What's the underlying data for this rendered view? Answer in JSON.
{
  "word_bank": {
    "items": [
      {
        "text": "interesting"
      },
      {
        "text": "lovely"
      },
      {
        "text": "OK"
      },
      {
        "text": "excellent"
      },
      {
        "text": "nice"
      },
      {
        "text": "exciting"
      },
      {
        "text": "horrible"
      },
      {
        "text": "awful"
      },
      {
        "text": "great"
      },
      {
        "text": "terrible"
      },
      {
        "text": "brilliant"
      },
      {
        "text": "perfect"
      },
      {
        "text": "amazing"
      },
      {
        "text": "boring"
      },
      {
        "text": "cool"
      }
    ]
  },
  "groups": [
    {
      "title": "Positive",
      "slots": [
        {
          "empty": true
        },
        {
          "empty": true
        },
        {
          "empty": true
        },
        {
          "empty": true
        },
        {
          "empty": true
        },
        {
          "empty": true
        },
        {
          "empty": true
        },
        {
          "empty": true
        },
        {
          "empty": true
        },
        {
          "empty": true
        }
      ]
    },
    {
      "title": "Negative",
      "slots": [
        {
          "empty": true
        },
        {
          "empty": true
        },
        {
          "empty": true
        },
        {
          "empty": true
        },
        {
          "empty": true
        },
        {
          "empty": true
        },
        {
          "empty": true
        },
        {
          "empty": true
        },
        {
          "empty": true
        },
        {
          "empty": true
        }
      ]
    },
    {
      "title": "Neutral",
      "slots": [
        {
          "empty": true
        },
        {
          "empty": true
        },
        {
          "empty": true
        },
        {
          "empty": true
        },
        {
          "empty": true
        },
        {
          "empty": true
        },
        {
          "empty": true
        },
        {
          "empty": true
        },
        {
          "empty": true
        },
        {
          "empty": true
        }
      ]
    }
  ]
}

:: To do ::
Keep only the lines that hold the string "title", and copy them out.

:: Reply ::
      "title": "Positive",
      "title": "Negative",
      "title": "Neutral",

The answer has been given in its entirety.